- Material provided -

*****

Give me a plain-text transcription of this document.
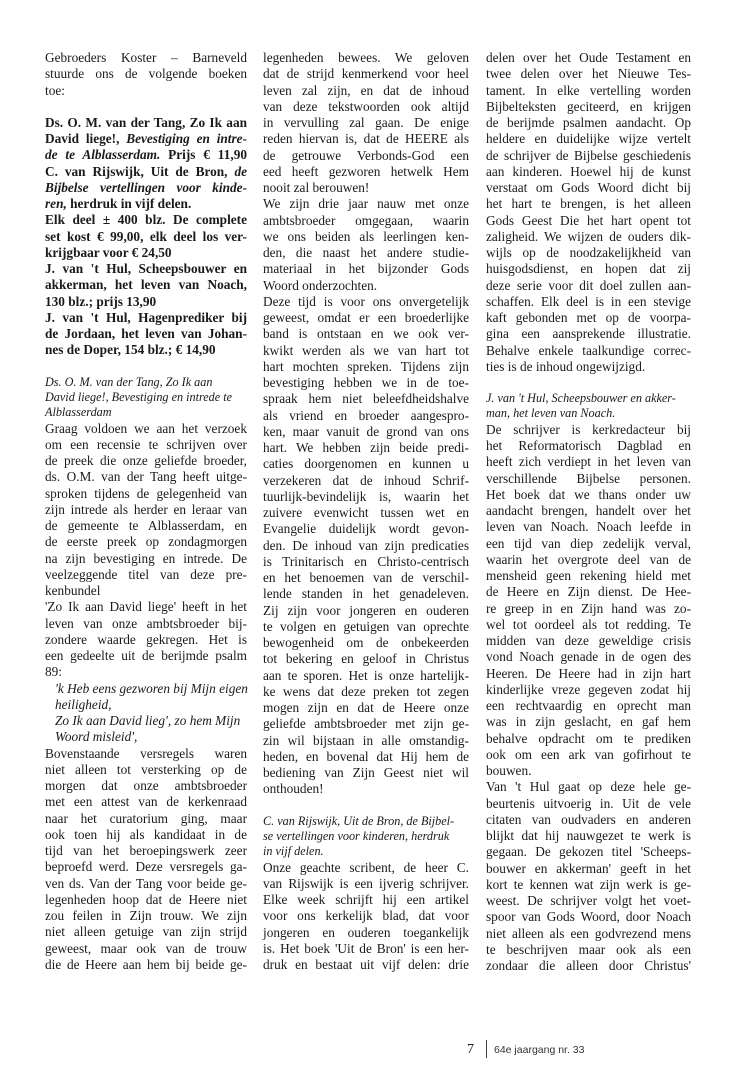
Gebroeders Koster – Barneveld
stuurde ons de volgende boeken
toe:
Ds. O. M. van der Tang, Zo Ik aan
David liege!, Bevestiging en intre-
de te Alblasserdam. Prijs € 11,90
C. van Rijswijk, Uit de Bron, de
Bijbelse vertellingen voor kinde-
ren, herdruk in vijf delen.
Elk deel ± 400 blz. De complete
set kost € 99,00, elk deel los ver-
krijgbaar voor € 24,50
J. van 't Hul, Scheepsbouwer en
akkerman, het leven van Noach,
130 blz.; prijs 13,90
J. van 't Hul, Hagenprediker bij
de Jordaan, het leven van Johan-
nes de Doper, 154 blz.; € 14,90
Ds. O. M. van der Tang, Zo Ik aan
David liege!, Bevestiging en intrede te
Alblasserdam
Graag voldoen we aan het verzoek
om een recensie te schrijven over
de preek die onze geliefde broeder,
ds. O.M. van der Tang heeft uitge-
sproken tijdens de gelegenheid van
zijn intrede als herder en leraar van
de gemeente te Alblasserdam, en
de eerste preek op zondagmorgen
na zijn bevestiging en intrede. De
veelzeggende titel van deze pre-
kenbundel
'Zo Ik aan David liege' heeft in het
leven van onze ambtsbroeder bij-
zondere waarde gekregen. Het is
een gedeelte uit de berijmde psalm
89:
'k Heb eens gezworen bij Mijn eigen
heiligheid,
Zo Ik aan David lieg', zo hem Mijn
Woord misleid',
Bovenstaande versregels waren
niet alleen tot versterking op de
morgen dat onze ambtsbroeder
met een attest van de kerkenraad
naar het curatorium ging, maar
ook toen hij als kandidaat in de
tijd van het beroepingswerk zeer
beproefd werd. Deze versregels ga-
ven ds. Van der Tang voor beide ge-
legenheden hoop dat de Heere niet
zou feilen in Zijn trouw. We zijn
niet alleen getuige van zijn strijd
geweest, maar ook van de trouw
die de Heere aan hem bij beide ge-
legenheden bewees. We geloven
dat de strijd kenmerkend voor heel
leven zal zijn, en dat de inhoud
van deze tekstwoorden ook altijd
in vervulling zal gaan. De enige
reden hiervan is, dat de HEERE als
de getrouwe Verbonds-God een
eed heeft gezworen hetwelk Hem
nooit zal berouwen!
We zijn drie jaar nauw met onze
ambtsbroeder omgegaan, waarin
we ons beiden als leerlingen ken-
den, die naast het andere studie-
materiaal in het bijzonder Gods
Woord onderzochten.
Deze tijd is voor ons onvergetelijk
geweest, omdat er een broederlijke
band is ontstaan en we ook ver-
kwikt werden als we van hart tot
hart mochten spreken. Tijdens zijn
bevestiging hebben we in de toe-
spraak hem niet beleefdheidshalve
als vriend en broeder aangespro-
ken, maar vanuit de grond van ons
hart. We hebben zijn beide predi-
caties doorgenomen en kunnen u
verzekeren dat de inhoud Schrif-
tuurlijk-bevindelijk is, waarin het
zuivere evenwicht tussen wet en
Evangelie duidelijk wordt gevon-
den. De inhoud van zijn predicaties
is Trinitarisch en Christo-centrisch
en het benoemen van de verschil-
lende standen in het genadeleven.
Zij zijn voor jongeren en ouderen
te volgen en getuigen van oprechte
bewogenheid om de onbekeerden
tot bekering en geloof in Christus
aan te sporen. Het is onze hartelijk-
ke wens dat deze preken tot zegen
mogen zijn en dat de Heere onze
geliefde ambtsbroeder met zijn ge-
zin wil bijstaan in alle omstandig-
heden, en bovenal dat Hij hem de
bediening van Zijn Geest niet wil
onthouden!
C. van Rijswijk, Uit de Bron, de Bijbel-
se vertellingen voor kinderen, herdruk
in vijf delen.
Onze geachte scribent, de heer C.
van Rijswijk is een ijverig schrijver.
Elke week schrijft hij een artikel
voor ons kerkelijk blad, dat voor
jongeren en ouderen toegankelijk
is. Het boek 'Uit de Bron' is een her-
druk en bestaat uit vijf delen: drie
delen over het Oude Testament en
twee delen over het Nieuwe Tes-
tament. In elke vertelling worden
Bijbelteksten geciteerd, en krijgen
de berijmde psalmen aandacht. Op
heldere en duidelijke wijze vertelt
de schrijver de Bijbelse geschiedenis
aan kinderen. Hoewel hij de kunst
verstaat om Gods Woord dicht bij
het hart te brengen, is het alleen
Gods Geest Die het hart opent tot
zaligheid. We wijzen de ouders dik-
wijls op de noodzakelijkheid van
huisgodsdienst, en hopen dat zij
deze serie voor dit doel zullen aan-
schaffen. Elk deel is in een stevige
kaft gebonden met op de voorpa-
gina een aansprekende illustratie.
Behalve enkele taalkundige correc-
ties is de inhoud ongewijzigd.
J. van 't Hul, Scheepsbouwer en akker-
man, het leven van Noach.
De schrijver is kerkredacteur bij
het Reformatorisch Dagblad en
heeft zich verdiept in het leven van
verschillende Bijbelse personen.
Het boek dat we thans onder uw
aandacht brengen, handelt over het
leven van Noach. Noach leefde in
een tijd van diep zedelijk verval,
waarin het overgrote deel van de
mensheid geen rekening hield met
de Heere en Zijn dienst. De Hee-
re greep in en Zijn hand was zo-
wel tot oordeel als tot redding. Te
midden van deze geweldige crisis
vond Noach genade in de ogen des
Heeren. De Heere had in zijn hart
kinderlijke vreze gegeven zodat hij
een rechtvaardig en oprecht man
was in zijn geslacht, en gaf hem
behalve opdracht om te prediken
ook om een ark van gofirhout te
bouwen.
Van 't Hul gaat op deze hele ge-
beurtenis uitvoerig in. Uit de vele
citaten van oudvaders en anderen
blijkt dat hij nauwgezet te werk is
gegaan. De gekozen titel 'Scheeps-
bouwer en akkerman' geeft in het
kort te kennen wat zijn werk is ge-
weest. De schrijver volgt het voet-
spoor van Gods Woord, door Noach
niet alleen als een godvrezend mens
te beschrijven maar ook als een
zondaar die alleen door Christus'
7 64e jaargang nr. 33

*****

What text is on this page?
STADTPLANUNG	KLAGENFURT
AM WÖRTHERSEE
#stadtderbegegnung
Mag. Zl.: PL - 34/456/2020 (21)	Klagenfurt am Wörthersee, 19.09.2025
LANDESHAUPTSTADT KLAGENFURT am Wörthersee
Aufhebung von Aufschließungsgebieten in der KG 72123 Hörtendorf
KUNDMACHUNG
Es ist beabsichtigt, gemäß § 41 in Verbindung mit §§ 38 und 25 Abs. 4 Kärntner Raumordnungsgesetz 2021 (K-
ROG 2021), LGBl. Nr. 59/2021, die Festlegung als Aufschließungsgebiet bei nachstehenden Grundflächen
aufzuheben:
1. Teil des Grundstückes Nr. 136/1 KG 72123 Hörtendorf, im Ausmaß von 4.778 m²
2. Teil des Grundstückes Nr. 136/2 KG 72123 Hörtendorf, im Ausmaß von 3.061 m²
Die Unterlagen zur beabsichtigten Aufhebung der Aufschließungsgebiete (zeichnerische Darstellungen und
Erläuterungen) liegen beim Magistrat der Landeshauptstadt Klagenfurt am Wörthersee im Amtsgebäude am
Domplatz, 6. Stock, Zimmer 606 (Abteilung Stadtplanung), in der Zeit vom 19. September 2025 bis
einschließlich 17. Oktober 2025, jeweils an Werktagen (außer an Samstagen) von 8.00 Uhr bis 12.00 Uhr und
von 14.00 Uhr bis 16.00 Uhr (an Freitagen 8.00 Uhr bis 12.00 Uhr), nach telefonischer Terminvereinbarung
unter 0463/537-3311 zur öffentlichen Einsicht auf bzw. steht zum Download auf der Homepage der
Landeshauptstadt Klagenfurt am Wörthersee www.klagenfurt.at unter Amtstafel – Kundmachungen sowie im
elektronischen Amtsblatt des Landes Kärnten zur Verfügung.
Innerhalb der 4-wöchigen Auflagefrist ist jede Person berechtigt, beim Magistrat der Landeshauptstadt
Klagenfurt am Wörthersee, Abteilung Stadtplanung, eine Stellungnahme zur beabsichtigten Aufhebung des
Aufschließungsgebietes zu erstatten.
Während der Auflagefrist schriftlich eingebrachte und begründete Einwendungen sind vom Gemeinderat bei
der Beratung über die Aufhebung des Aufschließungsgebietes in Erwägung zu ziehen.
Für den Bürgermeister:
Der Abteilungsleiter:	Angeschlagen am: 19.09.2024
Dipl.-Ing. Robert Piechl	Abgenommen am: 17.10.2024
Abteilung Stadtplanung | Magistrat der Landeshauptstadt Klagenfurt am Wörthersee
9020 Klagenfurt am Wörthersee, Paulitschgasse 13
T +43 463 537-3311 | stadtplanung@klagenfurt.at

*****

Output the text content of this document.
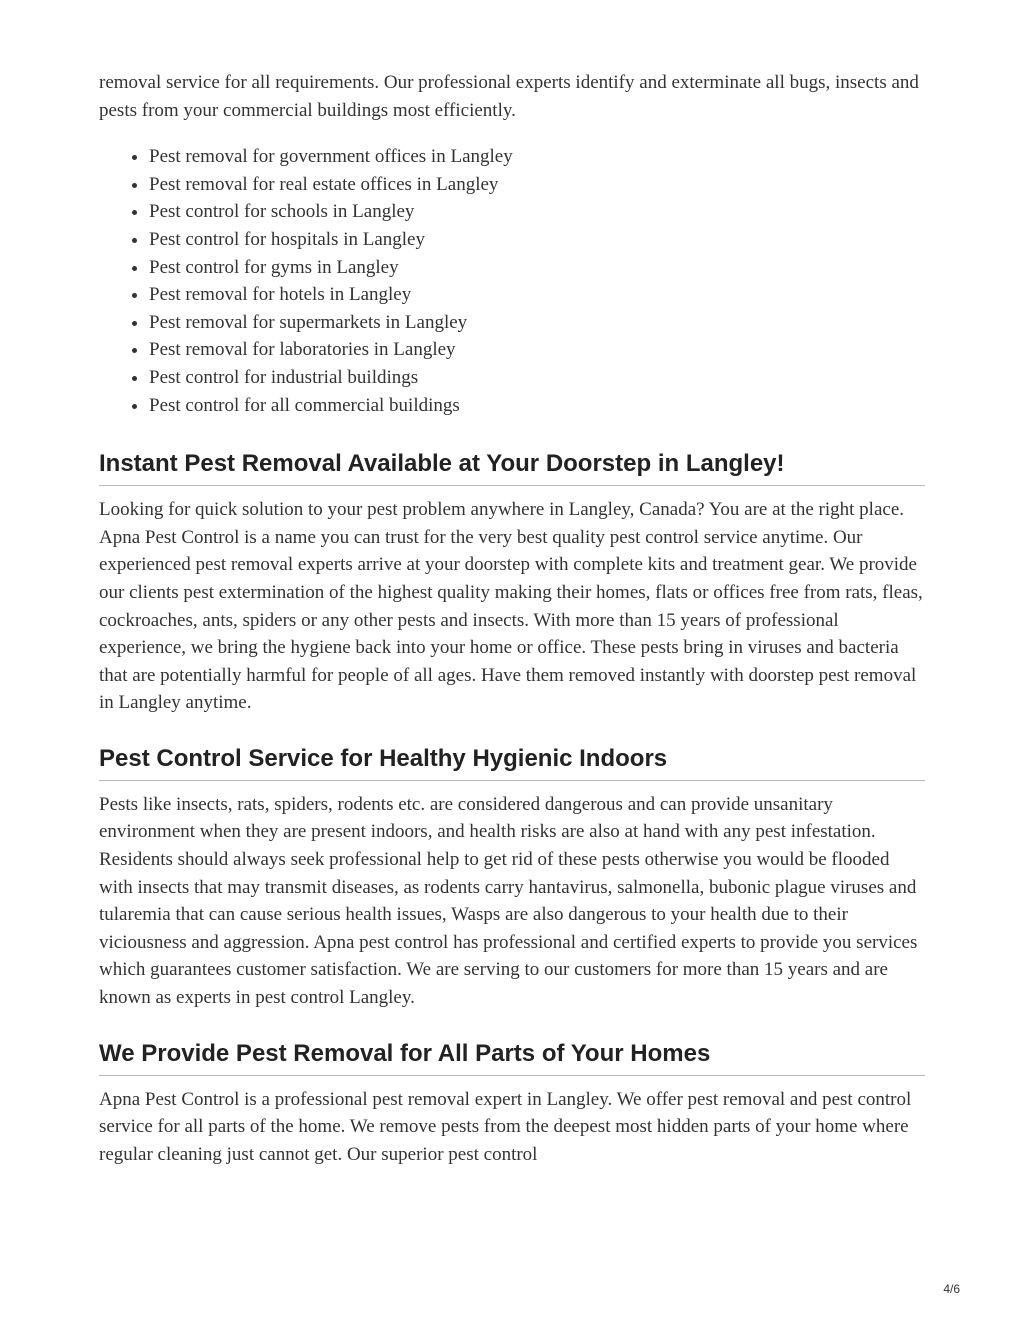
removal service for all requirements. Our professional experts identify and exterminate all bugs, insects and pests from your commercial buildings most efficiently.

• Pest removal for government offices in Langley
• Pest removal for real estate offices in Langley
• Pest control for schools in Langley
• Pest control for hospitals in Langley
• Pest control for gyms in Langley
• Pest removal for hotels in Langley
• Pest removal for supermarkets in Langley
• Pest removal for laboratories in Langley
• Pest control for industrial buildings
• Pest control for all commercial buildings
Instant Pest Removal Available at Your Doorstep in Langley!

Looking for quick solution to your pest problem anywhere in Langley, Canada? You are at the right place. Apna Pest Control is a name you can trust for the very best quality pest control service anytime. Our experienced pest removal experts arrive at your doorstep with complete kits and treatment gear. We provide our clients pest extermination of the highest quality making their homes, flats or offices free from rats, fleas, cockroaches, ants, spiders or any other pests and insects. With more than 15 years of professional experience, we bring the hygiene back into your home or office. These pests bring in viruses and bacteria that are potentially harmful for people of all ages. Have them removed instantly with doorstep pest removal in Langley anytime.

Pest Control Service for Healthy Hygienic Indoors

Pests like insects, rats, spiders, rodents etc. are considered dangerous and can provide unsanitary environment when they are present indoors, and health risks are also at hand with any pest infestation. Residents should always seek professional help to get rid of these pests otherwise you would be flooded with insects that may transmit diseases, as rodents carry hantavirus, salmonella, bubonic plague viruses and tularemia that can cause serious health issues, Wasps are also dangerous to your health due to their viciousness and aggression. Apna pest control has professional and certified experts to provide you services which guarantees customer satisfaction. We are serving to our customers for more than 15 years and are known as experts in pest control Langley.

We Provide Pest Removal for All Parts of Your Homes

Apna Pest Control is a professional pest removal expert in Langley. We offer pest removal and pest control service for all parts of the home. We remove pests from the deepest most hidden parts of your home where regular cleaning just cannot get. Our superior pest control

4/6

*****

- What you will do -
From the listing above, copy every line where the string "beim" is found.

- Written response -
Erläuterungen) liegen beim Magistrat der Landeshauptstadt Klagenfurt am Wörthersee im Amtsgebäude am
Innerhalb der 4-wöchigen Auflagefrist ist jede Person berechtigt, beim Magistrat der Landeshauptstadt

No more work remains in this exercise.